- PROMPT:
Skip any picture you find and retype all the remaining lines exactly.
-- START MATERIAL PROVIDED --
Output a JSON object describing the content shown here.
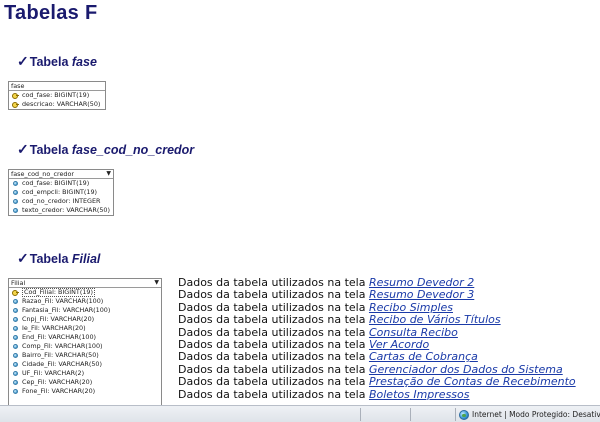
{
  "page": {
    "title": "Tabelas F"
  },
  "sections": [
    {
      "check": "✓",
      "prefix": "Tabela ",
      "name": "fase",
      "table_title": "fase",
      "columns": [
        {
          "icon": "key-icon",
          "label": "cod_fase: BIGINT(19)"
        },
        {
          "icon": "field-icon",
          "label": "descricao: VARCHAR(50)"
        }
      ]
    },
    {
      "check": "✓",
      "prefix": "Tabela ",
      "name": "fase_cod_no_credor",
      "table_title": "fase_cod_no_credor",
      "columns": [
        {
          "icon": "field-icon",
          "label": "cod_fase: BIGINT(19)"
        },
        {
          "icon": "field-icon",
          "label": "cod_empcli: BIGINT(19)"
        },
        {
          "icon": "field-icon",
          "label": "cod_no_credor: INTEGER"
        },
        {
          "icon": "field-icon",
          "label": "texto_credor: VARCHAR(50)"
        }
      ]
    },
    {
      "check": "✓",
      "prefix": "Tabela ",
      "name": "Filial",
      "table_title": "Filial",
      "columns": [
        {
          "icon": "key-icon",
          "label": "Cod_Filial: BIGINT(19)"
        },
        {
          "icon": "field-icon",
          "label": "Razao_Fil: VARCHAR(100)"
        },
        {
          "icon": "field-icon",
          "label": "Fantasia_Fil: VARCHAR(100)"
        },
        {
          "icon": "field-icon",
          "label": "Cnpj_Fil: VARCHAR(20)"
        },
        {
          "icon": "field-icon",
          "label": "Ie_Fil: VARCHAR(20)"
        },
        {
          "icon": "field-icon",
          "label": "End_Fil: VARCHAR(100)"
        },
        {
          "icon": "field-icon",
          "label": "Comp_Fil: VARCHAR(100)"
        },
        {
          "icon": "field-icon",
          "label": "Bairro_Fil: VARCHAR(50)"
        },
        {
          "icon": "field-icon",
          "label": "Cidade_Fil: VARCHAR(50)"
        },
        {
          "icon": "field-icon",
          "label": "UF_Fil: VARCHAR(2)"
        },
        {
          "icon": "field-icon",
          "label": "Cep_Fil: VARCHAR(20)"
        },
        {
          "icon": "field-icon",
          "label": "Fone_Fil: VARCHAR(20)"
        }
      ]
    }
  ],
  "usage": {
    "prefix": "Dados da tabela utilizados na tela ",
    "links": [
      "Resumo Devedor 2",
      "Resumo Devedor 3",
      "Recibo Simples",
      "Recibo de Vários Títulos",
      "Consulta Recibo",
      "Ver Acordo",
      "Cartas de Cobrança",
      "Gerenciador dos Dados do Sistema",
      "Prestação de Contas de Recebimento",
      "Boletos Impressos"
    ]
  },
  "statusbar": {
    "zone_text": "Internet | Modo Protegido: Desativado"
  }
}
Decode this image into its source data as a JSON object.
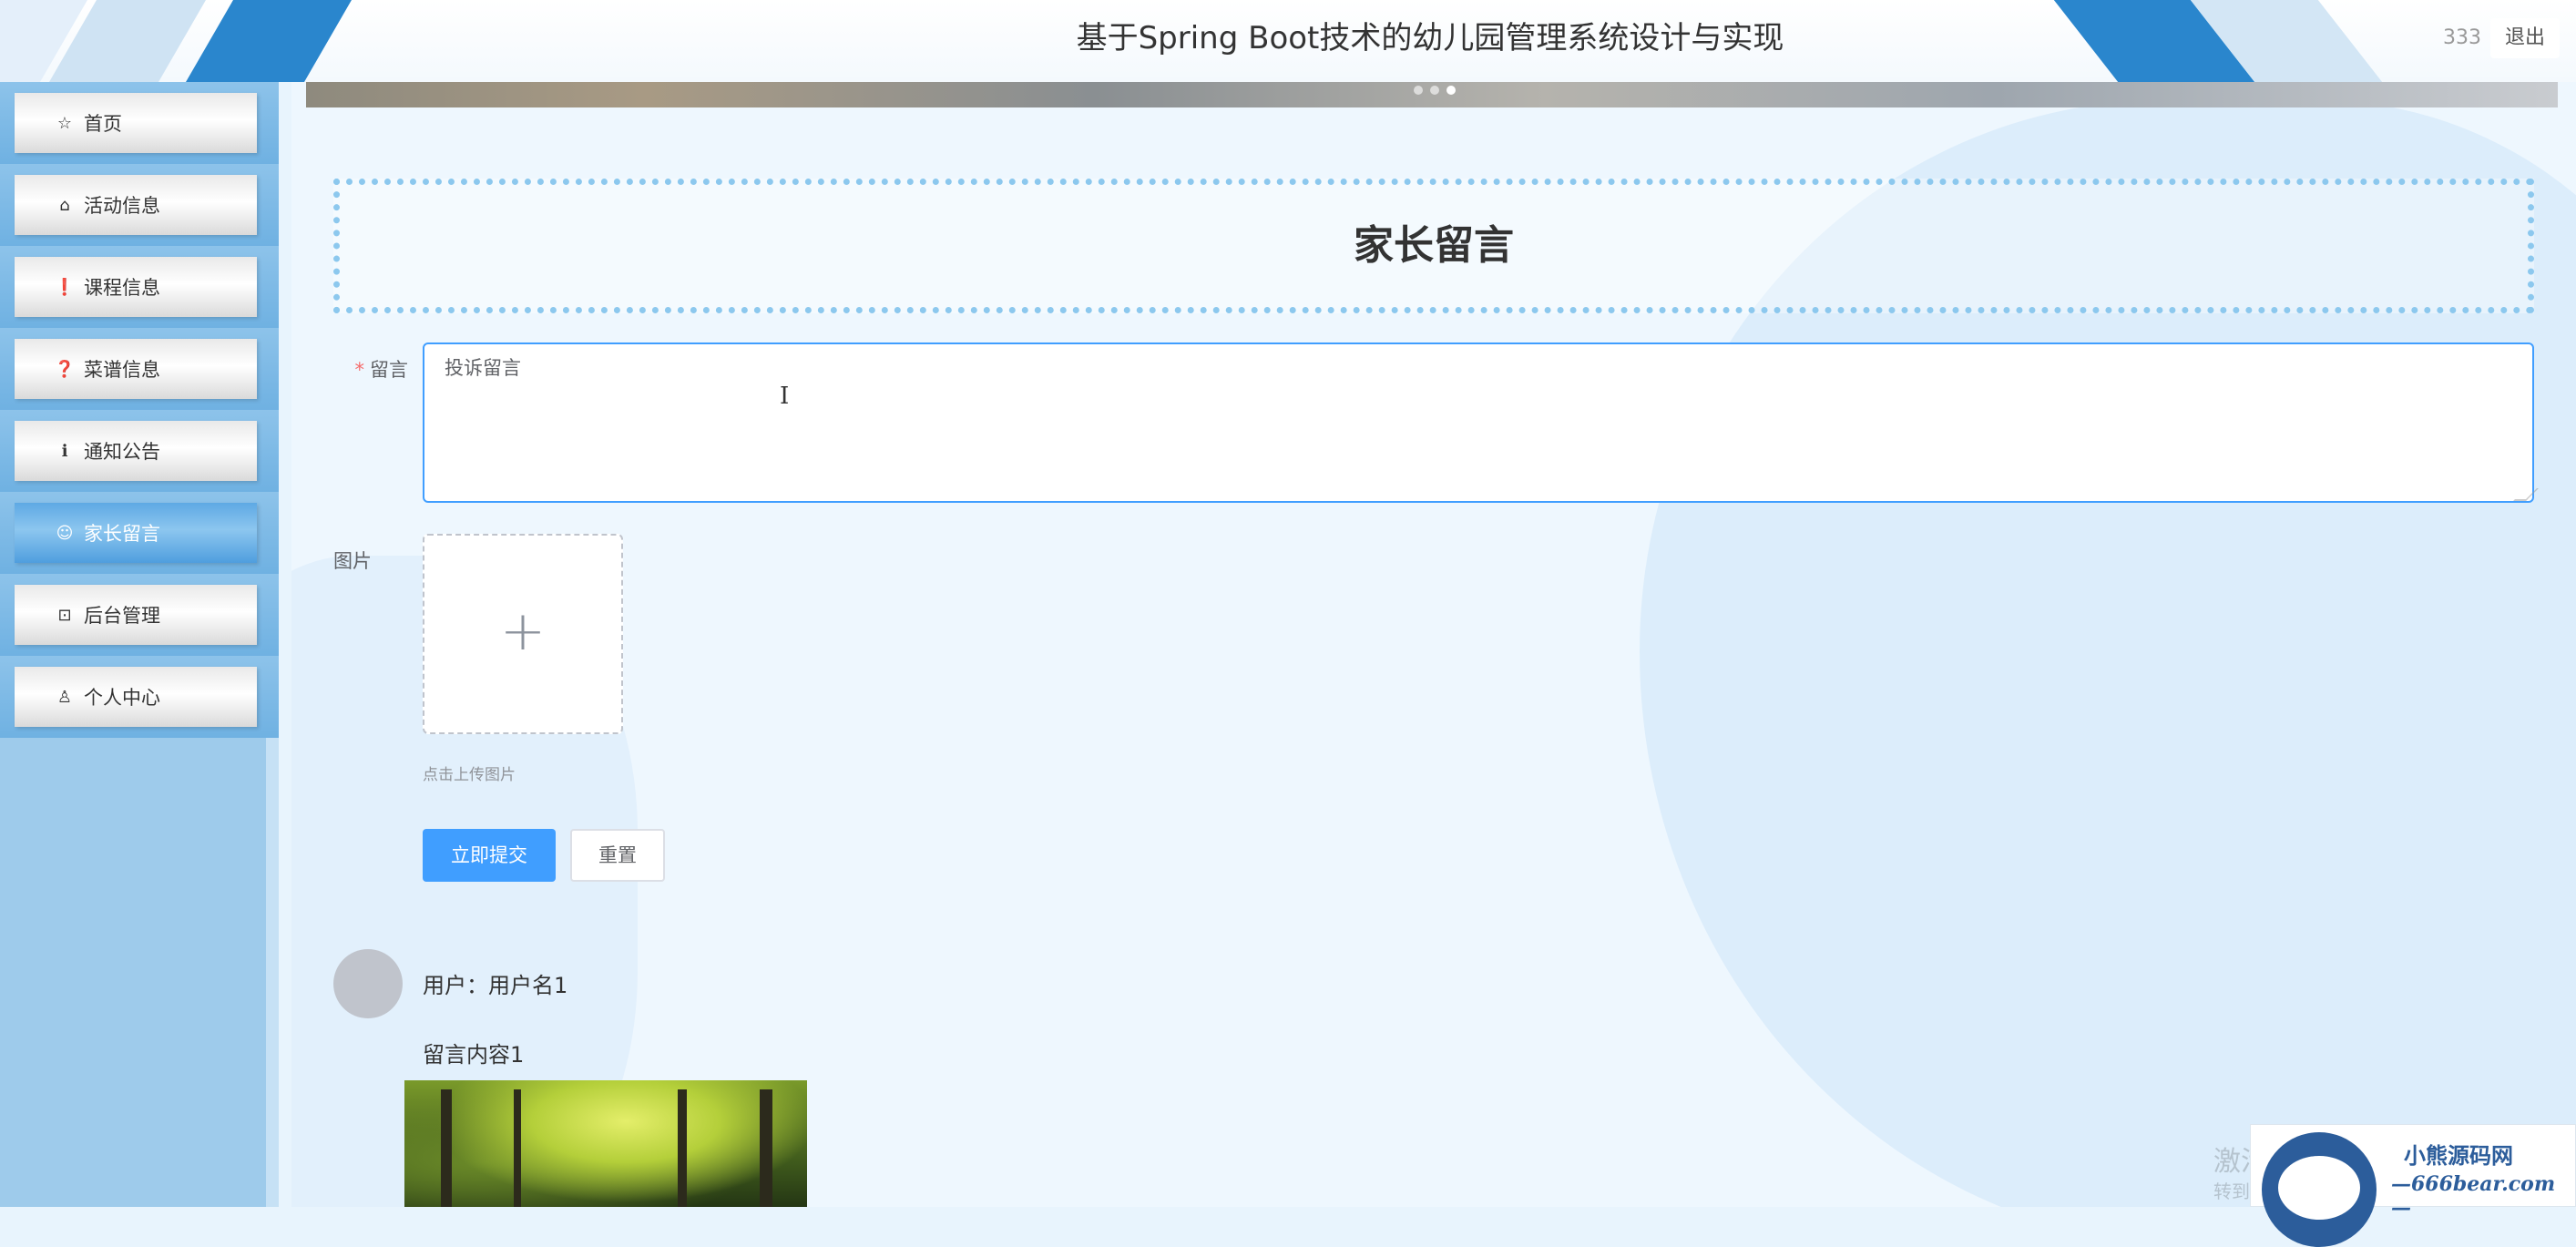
{
  "header": {
    "title": "基于Spring Boot技术的幼儿园管理系统设计与实现",
    "username": "333",
    "logout_label": "退出"
  },
  "sidebar": {
    "items": [
      {
        "label": "首页",
        "icon": "star-icon",
        "glyph": "☆",
        "active": false
      },
      {
        "label": "活动信息",
        "icon": "bag-icon",
        "glyph": "⌂",
        "active": false
      },
      {
        "label": "课程信息",
        "icon": "exclamation-circle-icon",
        "glyph": "❗",
        "active": false
      },
      {
        "label": "菜谱信息",
        "icon": "question-circle-icon",
        "glyph": "❓",
        "active": false
      },
      {
        "label": "通知公告",
        "icon": "info-circle-icon",
        "glyph": "ℹ",
        "active": false
      },
      {
        "label": "家长留言",
        "icon": "smile-icon",
        "glyph": "☺",
        "active": true
      },
      {
        "label": "后台管理",
        "icon": "briefcase-icon",
        "glyph": "⊡",
        "active": false
      },
      {
        "label": "个人中心",
        "icon": "user-icon",
        "glyph": "♙",
        "active": false
      }
    ]
  },
  "page": {
    "title": "家长留言"
  },
  "form": {
    "message_label": "留言",
    "message_value": "投诉留言",
    "image_label": "图片",
    "upload_tip": "点击上传图片",
    "submit_label": "立即提交",
    "reset_label": "重置"
  },
  "comments": [
    {
      "user": "用户：用户名1",
      "content": "留言内容1"
    }
  ],
  "watermark": {
    "name": "小熊源码网",
    "url": "—666bear.com—",
    "text1": "激活",
    "text2": "转到"
  },
  "colors": {
    "accent": "#409eff",
    "sidebar_bg": "#9ecbeb",
    "header_stripe": "#2a86cd"
  }
}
-- END MATERIAL PROVIDED --
- TASK ANSWER:
Output a JSON object describing the content shown here.
{
  "page": {
    "title": "Tabelas F"
  },
  "sections": [
    {
      "check": "✓",
      "prefix": "Tabela ",
      "name": "fase",
      "table_title": "fase",
      "columns": [
        {
          "icon": "key-icon",
          "label": "cod_fase: BIGINT(19)"
        },
        {
          "icon": "field-icon",
          "label": "descricao: VARCHAR(50)"
        }
      ]
    },
    {
      "check": "✓",
      "prefix": "Tabela ",
      "name": "fase_cod_no_credor",
      "table_title": "fase_cod_no_credor",
      "columns": [
        {
          "icon": "field-icon",
          "label": "cod_fase: BIGINT(19)"
        },
        {
          "icon": "field-icon",
          "label": "cod_empcli: BIGINT(19)"
        },
        {
          "icon": "field-icon",
          "label": "cod_no_credor: INTEGER"
        },
        {
          "icon": "field-icon",
          "label": "texto_credor: VARCHAR(50)"
        }
      ]
    },
    {
      "check": "✓",
      "prefix": "Tabela ",
      "name": "Filial",
      "table_title": "Filial",
      "columns": [
        {
          "icon": "key-icon",
          "label": "Cod_Filial: BIGINT(19)"
        },
        {
          "icon": "field-icon",
          "label": "Razao_Fil: VARCHAR(100)"
        },
        {
          "icon": "field-icon",
          "label": "Fantasia_Fil: VARCHAR(100)"
        },
        {
          "icon": "field-icon",
          "label": "Cnpj_Fil: VARCHAR(20)"
        },
        {
          "icon": "field-icon",
          "label": "Ie_Fil: VARCHAR(20)"
        },
        {
          "icon": "field-icon",
          "label": "End_Fil: VARCHAR(100)"
        },
        {
          "icon": "field-icon",
          "label": "Comp_Fil: VARCHAR(100)"
        },
        {
          "icon": "field-icon",
          "label": "Bairro_Fil: VARCHAR(50)"
        },
        {
          "icon": "field-icon",
          "label": "Cidade_Fil: VARCHAR(50)"
        },
        {
          "icon": "field-icon",
          "label": "UF_Fil: VARCHAR(2)"
        },
        {
          "icon": "field-icon",
          "label": "Cep_Fil: VARCHAR(20)"
        },
        {
          "icon": "field-icon",
          "label": "Fone_Fil: VARCHAR(20)"
        }
      ]
    }
  ],
  "usage": {
    "prefix": "Dados da tabela utilizados na tela ",
    "links": [
      "Resumo Devedor 2",
      "Resumo Devedor 3",
      "Recibo Simples",
      "Recibo de Vários Títulos",
      "Consulta Recibo",
      "Ver Acordo",
      "Cartas de Cobrança",
      "Gerenciador dos Dados do Sistema",
      "Prestação de Contas de Recebimento",
      "Boletos Impressos"
    ]
  },
  "statusbar": {
    "zone_text": "Internet | Modo Protegido: Desativado"
  }
}
Decode this image into its source data as a JSON object.
{
  "header": {
    "title": "基于Spring Boot技术的幼儿园管理系统设计与实现",
    "username": "333",
    "logout_label": "退出"
  },
  "sidebar": {
    "items": [
      {
        "label": "首页",
        "icon": "star-icon",
        "glyph": "☆",
        "active": false
      },
      {
        "label": "活动信息",
        "icon": "bag-icon",
        "glyph": "⌂",
        "active": false
      },
      {
        "label": "课程信息",
        "icon": "exclamation-circle-icon",
        "glyph": "❗",
        "active": false
      },
      {
        "label": "菜谱信息",
        "icon": "question-circle-icon",
        "glyph": "❓",
        "active": false
      },
      {
        "label": "通知公告",
        "icon": "info-circle-icon",
        "glyph": "ℹ",
        "active": false
      },
      {
        "label": "家长留言",
        "icon": "smile-icon",
        "glyph": "☺",
        "active": true
      },
      {
        "label": "后台管理",
        "icon": "briefcase-icon",
        "glyph": "⊡",
        "active": false
      },
      {
        "label": "个人中心",
        "icon": "user-icon",
        "glyph": "♙",
        "active": false
      }
    ]
  },
  "page": {
    "title": "家长留言"
  },
  "form": {
    "message_label": "留言",
    "message_value": "投诉留言",
    "image_label": "图片",
    "upload_tip": "点击上传图片",
    "submit_label": "立即提交",
    "reset_label": "重置"
  },
  "comments": [
    {
      "user": "用户：用户名1",
      "content": "留言内容1"
    }
  ],
  "watermark": {
    "name": "小熊源码网",
    "url": "—666bear.com—",
    "text1": "激活",
    "text2": "转到"
  },
  "colors": {
    "accent": "#409eff",
    "sidebar_bg": "#9ecbeb",
    "header_stripe": "#2a86cd"
  }
}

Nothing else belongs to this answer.